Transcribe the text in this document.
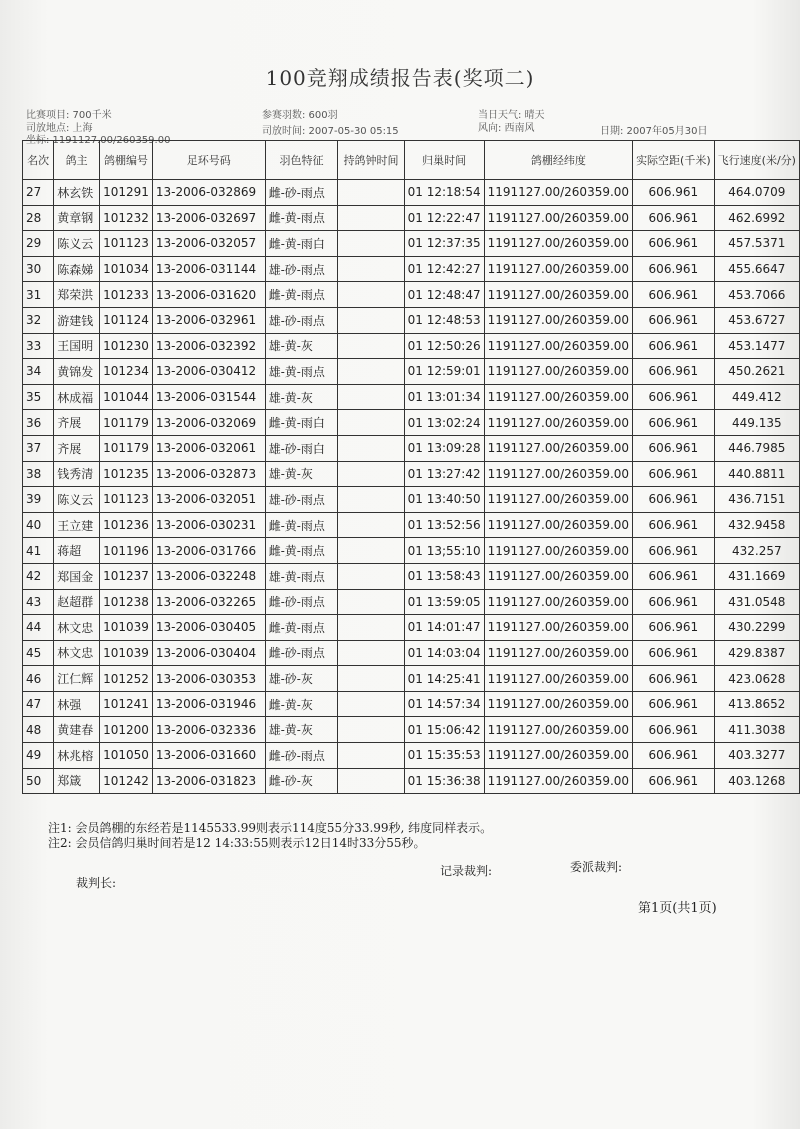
100竞翔成绩报告表(奖项二)
比赛项目: 700千米
司放地点: 上海
坐标: 1191127.00/260359.00
参赛羽数: 600羽
司放时间: 2007-05-30 05:15
当日天气: 晴天
风向: 西南风	日期: 2007年05月30日
名次	鸽主	鸽棚编号	足环号码	羽色特征	持鸽钟时间	归巢时间	鸽棚经纬度	实际空距(千米)	飞行速度(米/分)
27	林玄铁	101291	13-2006-032869	雌-砂-雨点		01 12:18:54	1191127.00/260359.00	606.961	464.0709
28	黄章钢	101232	13-2006-032697	雌-黄-雨点		01 12:22:47	1191127.00/260359.00	606.961	462.6992
29	陈义云	101123	13-2006-032057	雌-黄-雨白		01 12:37:35	1191127.00/260359.00	606.961	457.5371
30	陈森娣	101034	13-2006-031144	雄-砂-雨点		01 12:42:27	1191127.00/260359.00	606.961	455.6647
31	郑荣洪	101233	13-2006-031620	雌-黄-雨点		01 12:48:47	1191127.00/260359.00	606.961	453.7066
32	游建钱	101124	13-2006-032961	雄-砂-雨点		01 12:48:53	1191127.00/260359.00	606.961	453.6727
33	王国明	101230	13-2006-032392	雄-黄-灰		01 12:50:26	1191127.00/260359.00	606.961	453.1477
34	黄锦发	101234	13-2006-030412	雄-黄-雨点		01 12:59:01	1191127.00/260359.00	606.961	450.2621
35	林成福	101044	13-2006-031544	雄-黄-灰		01 13:01:34	1191127.00/260359.00	606.961	449.412
36	齐展	101179	13-2006-032069	雌-黄-雨白		01 13:02:24	1191127.00/260359.00	606.961	449.135
37	齐展	101179	13-2006-032061	雄-砂-雨白		01 13:09:28	1191127.00/260359.00	606.961	446.7985
38	钱秀清	101235	13-2006-032873	雄-黄-灰		01 13:27:42	1191127.00/260359.00	606.961	440.8811
39	陈义云	101123	13-2006-032051	雄-砂-雨点		01 13:40:50	1191127.00/260359.00	606.961	436.7151
40	王立建	101236	13-2006-030231	雌-黄-雨点		01 13:52:56	1191127.00/260359.00	606.961	432.9458
41	蒋超	101196	13-2006-031766	雌-黄-雨点		01 13;55:10	1191127.00/260359.00	606.961	432.257
42	郑国金	101237	13-2006-032248	雄-黄-雨点		01 13:58:43	1191127.00/260359.00	606.961	431.1669
43	赵超群	101238	13-2006-032265	雌-砂-雨点		01 13:59:05	1191127.00/260359.00	606.961	431.0548
44	林文忠	101039	13-2006-030405	雌-黄-雨点		01 14:01:47	1191127.00/260359.00	606.961	430.2299
45	林文忠	101039	13-2006-030404	雌-砂-雨点		01 14:03:04	1191127.00/260359.00	606.961	429.8387
46	江仁辉	101252	13-2006-030353	雄-砂-灰		01 14:25:41	1191127.00/260359.00	606.961	423.0628
47	林强	101241	13-2006-031946	雌-黄-灰		01 14:57:34	1191127.00/260359.00	606.961	413.8652
48	黄建春	101200	13-2006-032336	雄-黄-灰		01 15:06:42	1191127.00/260359.00	606.961	411.3038
49	林兆榕	101050	13-2006-031660	雌-砂-雨点		01 15:35:53	1191127.00/260359.00	606.961	403.3277
50	郑箴	101242	13-2006-031823	雌-砂-灰		01 15:36:38	1191127.00/260359.00	606.961	403.1268
注1: 会员鸽棚的东经若是1145533.99则表示114度55分33.99秒, 纬度同样表示。
注2: 会员信鸽归巢时间若是12 14:33:55则表示12日14时33分55秒。
裁判长:
记录裁判:	委派裁判:
第1页(共1页)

# [YOUR TASK]
Write the lines above out again exactly, without any of their pictures.

# [FULL SOLUTION]
Transcribe the text in this document.
100竞翔成绩报告表(奖项二)
比赛项目: 700千米
司放地点: 上海
坐标: 1191127.00/260359.00
参赛羽数: 600羽
司放时间: 2007-05-30 05:15
当日天气: 晴天
风向: 西南风	日期: 2007年05月30日
名次	鸽主	鸽棚编号	足环号码	羽色特征	持鸽钟时间	归巢时间	鸽棚经纬度	实际空距(千米)	飞行速度(米/分)
27	林玄铁	101291	13-2006-032869	雌-砂-雨点		01 12:18:54	1191127.00/260359.00	606.961	464.0709
28	黄章钢	101232	13-2006-032697	雌-黄-雨点		01 12:22:47	1191127.00/260359.00	606.961	462.6992
29	陈义云	101123	13-2006-032057	雌-黄-雨白		01 12:37:35	1191127.00/260359.00	606.961	457.5371
30	陈森娣	101034	13-2006-031144	雄-砂-雨点		01 12:42:27	1191127.00/260359.00	606.961	455.6647
31	郑荣洪	101233	13-2006-031620	雌-黄-雨点		01 12:48:47	1191127.00/260359.00	606.961	453.7066
32	游建钱	101124	13-2006-032961	雄-砂-雨点		01 12:48:53	1191127.00/260359.00	606.961	453.6727
33	王国明	101230	13-2006-032392	雄-黄-灰		01 12:50:26	1191127.00/260359.00	606.961	453.1477
34	黄锦发	101234	13-2006-030412	雄-黄-雨点		01 12:59:01	1191127.00/260359.00	606.961	450.2621
35	林成福	101044	13-2006-031544	雄-黄-灰		01 13:01:34	1191127.00/260359.00	606.961	449.412
36	齐展	101179	13-2006-032069	雌-黄-雨白		01 13:02:24	1191127.00/260359.00	606.961	449.135
37	齐展	101179	13-2006-032061	雄-砂-雨白		01 13:09:28	1191127.00/260359.00	606.961	446.7985
38	钱秀清	101235	13-2006-032873	雄-黄-灰		01 13:27:42	1191127.00/260359.00	606.961	440.8811
39	陈义云	101123	13-2006-032051	雄-砂-雨点		01 13:40:50	1191127.00/260359.00	606.961	436.7151
40	王立建	101236	13-2006-030231	雌-黄-雨点		01 13:52:56	1191127.00/260359.00	606.961	432.9458
41	蒋超	101196	13-2006-031766	雌-黄-雨点		01 13;55:10	1191127.00/260359.00	606.961	432.257
42	郑国金	101237	13-2006-032248	雄-黄-雨点		01 13:58:43	1191127.00/260359.00	606.961	431.1669
43	赵超群	101238	13-2006-032265	雌-砂-雨点		01 13:59:05	1191127.00/260359.00	606.961	431.0548
44	林文忠	101039	13-2006-030405	雌-黄-雨点		01 14:01:47	1191127.00/260359.00	606.961	430.2299
45	林文忠	101039	13-2006-030404	雌-砂-雨点		01 14:03:04	1191127.00/260359.00	606.961	429.8387
46	江仁辉	101252	13-2006-030353	雄-砂-灰		01 14:25:41	1191127.00/260359.00	606.961	423.0628
47	林强	101241	13-2006-031946	雌-黄-灰		01 14:57:34	1191127.00/260359.00	606.961	413.8652
48	黄建春	101200	13-2006-032336	雄-黄-灰		01 15:06:42	1191127.00/260359.00	606.961	411.3038
49	林兆榕	101050	13-2006-031660	雌-砂-雨点		01 15:35:53	1191127.00/260359.00	606.961	403.3277
50	郑箴	101242	13-2006-031823	雌-砂-灰		01 15:36:38	1191127.00/260359.00	606.961	403.1268
注1: 会员鸽棚的东经若是1145533.99则表示114度55分33.99秒, 纬度同样表示。
注2: 会员信鸽归巢时间若是12 14:33:55则表示12日14时33分55秒。
裁判长:
记录裁判:	委派裁判:
第1页(共1页)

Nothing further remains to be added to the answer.